(Objective) Restate each of the lines below word for word and drop every picture.

(Listed entries)

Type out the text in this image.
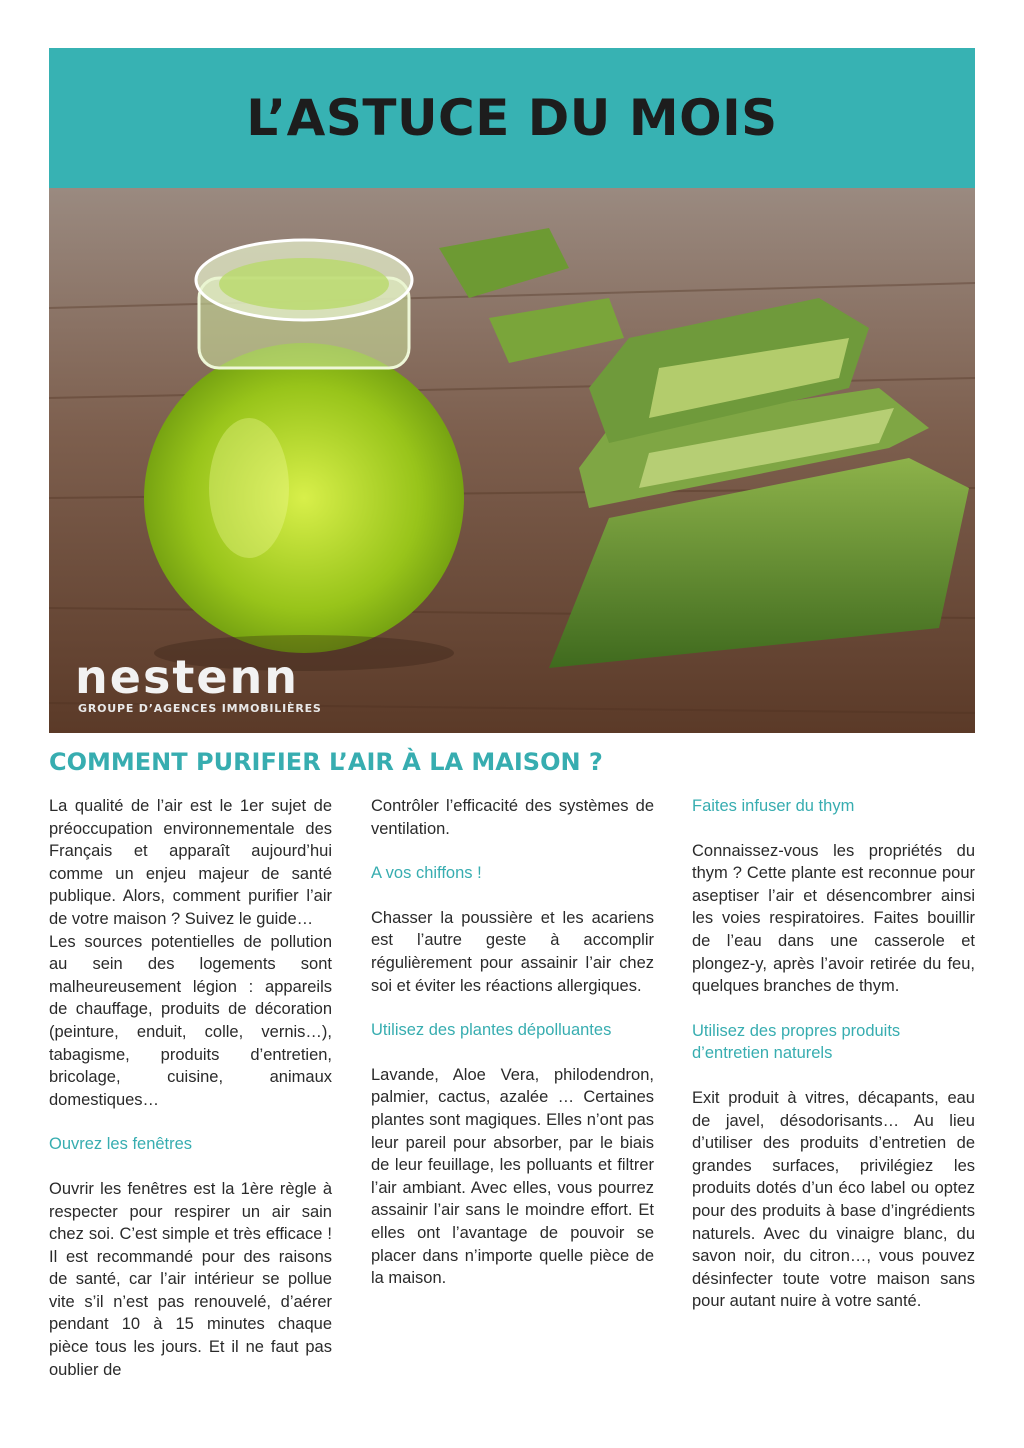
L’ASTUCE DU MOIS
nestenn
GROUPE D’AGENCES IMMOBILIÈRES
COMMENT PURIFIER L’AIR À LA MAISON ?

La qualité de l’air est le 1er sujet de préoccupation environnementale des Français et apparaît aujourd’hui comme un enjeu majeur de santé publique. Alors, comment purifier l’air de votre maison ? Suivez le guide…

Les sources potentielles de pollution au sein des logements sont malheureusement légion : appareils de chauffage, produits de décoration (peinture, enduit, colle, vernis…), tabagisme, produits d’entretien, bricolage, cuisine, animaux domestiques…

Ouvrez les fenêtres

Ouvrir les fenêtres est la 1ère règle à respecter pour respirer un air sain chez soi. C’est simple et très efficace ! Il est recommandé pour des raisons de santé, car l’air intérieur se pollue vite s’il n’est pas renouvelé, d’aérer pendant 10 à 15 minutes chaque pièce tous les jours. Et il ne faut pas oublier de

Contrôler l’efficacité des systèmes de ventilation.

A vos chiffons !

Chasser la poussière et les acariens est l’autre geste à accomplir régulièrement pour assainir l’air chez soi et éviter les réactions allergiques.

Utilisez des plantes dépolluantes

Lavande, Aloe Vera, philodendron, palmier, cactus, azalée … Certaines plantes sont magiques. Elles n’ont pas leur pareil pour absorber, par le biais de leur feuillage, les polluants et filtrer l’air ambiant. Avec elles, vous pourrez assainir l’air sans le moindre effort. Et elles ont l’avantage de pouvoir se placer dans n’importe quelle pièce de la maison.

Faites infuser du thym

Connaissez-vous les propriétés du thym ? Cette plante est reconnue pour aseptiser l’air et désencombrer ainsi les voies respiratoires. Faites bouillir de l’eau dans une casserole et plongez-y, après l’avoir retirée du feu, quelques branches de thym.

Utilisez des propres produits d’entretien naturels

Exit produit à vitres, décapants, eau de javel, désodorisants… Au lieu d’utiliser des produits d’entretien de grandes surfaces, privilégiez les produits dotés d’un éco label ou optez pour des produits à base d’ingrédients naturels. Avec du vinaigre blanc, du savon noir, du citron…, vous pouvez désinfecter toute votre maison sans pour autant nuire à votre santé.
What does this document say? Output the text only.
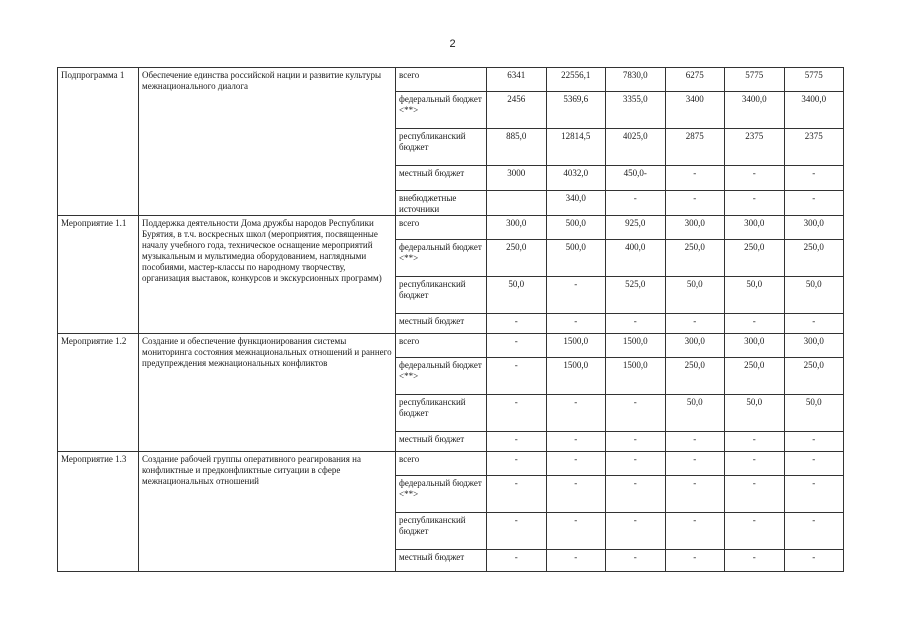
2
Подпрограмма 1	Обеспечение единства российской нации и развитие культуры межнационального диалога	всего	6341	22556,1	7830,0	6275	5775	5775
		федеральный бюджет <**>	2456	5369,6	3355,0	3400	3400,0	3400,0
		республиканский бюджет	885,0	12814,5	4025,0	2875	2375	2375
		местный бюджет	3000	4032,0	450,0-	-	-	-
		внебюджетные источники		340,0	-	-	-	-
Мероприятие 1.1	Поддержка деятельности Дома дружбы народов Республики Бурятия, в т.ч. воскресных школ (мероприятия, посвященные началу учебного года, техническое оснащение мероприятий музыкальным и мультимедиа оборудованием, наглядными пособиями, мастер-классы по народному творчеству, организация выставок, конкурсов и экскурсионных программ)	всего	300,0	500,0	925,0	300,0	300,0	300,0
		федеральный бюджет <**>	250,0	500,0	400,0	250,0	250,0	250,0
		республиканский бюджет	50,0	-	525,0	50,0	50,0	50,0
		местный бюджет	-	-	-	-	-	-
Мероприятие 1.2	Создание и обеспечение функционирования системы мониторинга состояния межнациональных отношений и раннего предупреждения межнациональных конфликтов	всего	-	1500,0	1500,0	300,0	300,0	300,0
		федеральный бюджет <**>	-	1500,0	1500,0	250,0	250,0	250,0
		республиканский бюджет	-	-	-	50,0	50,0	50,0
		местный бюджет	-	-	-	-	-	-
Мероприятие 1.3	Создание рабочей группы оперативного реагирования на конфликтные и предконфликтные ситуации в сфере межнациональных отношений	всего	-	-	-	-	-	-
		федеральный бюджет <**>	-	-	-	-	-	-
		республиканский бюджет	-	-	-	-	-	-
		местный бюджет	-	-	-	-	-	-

(Answer below)
Type out the text in this image.
L’ASTUCE DU MOIS
nestenn
GROUPE D’AGENCES IMMOBILIÈRES
COMMENT PURIFIER L’AIR À LA MAISON ?

La qualité de l’air est le 1er sujet de préoccupation environnementale des Français et apparaît aujourd’hui comme un enjeu majeur de santé publique. Alors, comment purifier l’air de votre maison ? Suivez le guide…

Les sources potentielles de pollution au sein des logements sont malheureusement légion : appareils de chauffage, produits de décoration (peinture, enduit, colle, vernis…), tabagisme, produits d’entretien, bricolage, cuisine, animaux domestiques…

Ouvrez les fenêtres

Ouvrir les fenêtres est la 1ère règle à respecter pour respirer un air sain chez soi. C’est simple et très efficace ! Il est recommandé pour des raisons de santé, car l’air intérieur se pollue vite s’il n’est pas renouvelé, d’aérer pendant 10 à 15 minutes chaque pièce tous les jours. Et il ne faut pas oublier de

Contrôler l’efficacité des systèmes de ventilation.

A vos chiffons !

Chasser la poussière et les acariens est l’autre geste à accomplir régulièrement pour assainir l’air chez soi et éviter les réactions allergiques.

Utilisez des plantes dépolluantes

Lavande, Aloe Vera, philodendron, palmier, cactus, azalée … Certaines plantes sont magiques. Elles n’ont pas leur pareil pour absorber, par le biais de leur feuillage, les polluants et filtrer l’air ambiant. Avec elles, vous pourrez assainir l’air sans le moindre effort. Et elles ont l’avantage de pouvoir se placer dans n’importe quelle pièce de la maison.

Faites infuser du thym

Connaissez-vous les propriétés du thym ? Cette plante est reconnue pour aseptiser l’air et désencombrer ainsi les voies respiratoires. Faites bouillir de l’eau dans une casserole et plongez-y, après l’avoir retirée du feu, quelques branches de thym.

Utilisez des propres produits d’entretien naturels

Exit produit à vitres, décapants, eau de javel, désodorisants… Au lieu d’utiliser des produits d’entretien de grandes surfaces, privilégiez les produits dotés d’un éco label ou optez pour des produits à base d’ingrédients naturels. Avec du vinaigre blanc, du savon noir, du citron…, vous pouvez désinfecter toute votre maison sans pour autant nuire à votre santé.
What does this document say? Output the text only.
2
Подпрограмма 1	Обеспечение единства российской нации и развитие культуры межнационального диалога	всего	6341	22556,1	7830,0	6275	5775	5775
		федеральный бюджет <**>	2456	5369,6	3355,0	3400	3400,0	3400,0
		республиканский бюджет	885,0	12814,5	4025,0	2875	2375	2375
		местный бюджет	3000	4032,0	450,0-	-	-	-
		внебюджетные источники		340,0	-	-	-	-
Мероприятие 1.1	Поддержка деятельности Дома дружбы народов Республики Бурятия, в т.ч. воскресных школ (мероприятия, посвященные началу учебного года, техническое оснащение мероприятий музыкальным и мультимедиа оборудованием, наглядными пособиями, мастер-классы по народному творчеству, организация выставок, конкурсов и экскурсионных программ)	всего	300,0	500,0	925,0	300,0	300,0	300,0
		федеральный бюджет <**>	250,0	500,0	400,0	250,0	250,0	250,0
		республиканский бюджет	50,0	-	525,0	50,0	50,0	50,0
		местный бюджет	-	-	-	-	-	-
Мероприятие 1.2	Создание и обеспечение функционирования системы мониторинга состояния межнациональных отношений и раннего предупреждения межнациональных конфликтов	всего	-	1500,0	1500,0	300,0	300,0	300,0
		федеральный бюджет <**>	-	1500,0	1500,0	250,0	250,0	250,0
		республиканский бюджет	-	-	-	50,0	50,0	50,0
		местный бюджет	-	-	-	-	-	-
Мероприятие 1.3	Создание рабочей группы оперативного реагирования на конфликтные и предконфликтные ситуации в сфере межнациональных отношений	всего	-	-	-	-	-	-
		федеральный бюджет <**>	-	-	-	-	-	-
		республиканский бюджет	-	-	-	-	-	-
		местный бюджет	-	-	-	-	-	-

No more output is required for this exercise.